→ **Goal of the exercise**
Nothing in the records should be changed in the copy, though the pictures must be left out.

→ **Extracted data**
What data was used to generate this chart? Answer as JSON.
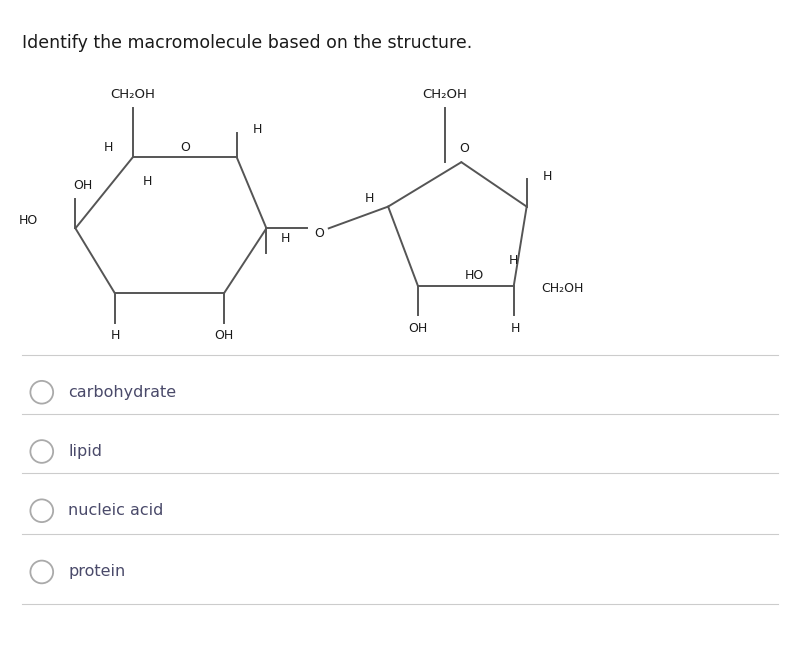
{
  "title": "Identify the macromolecule based on the structure.",
  "title_fontsize": 13,
  "options": [
    "carbohydrate",
    "lipid",
    "nucleic acid",
    "protein"
  ],
  "bg_color": "#ffffff",
  "text_color": "#1a1a1a",
  "line_color": "#555555",
  "opt_text_color": "#4a4a6a"
}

→ **Solution to the problem**
What data was used to generate this chart? Answer as JSON.
{
  "title": "Identify the macromolecule based on the structure.",
  "title_fontsize": 13,
  "options": [
    "carbohydrate",
    "lipid",
    "nucleic acid",
    "protein"
  ],
  "bg_color": "#ffffff",
  "text_color": "#1a1a1a",
  "line_color": "#555555",
  "opt_text_color": "#4a4a6a"
}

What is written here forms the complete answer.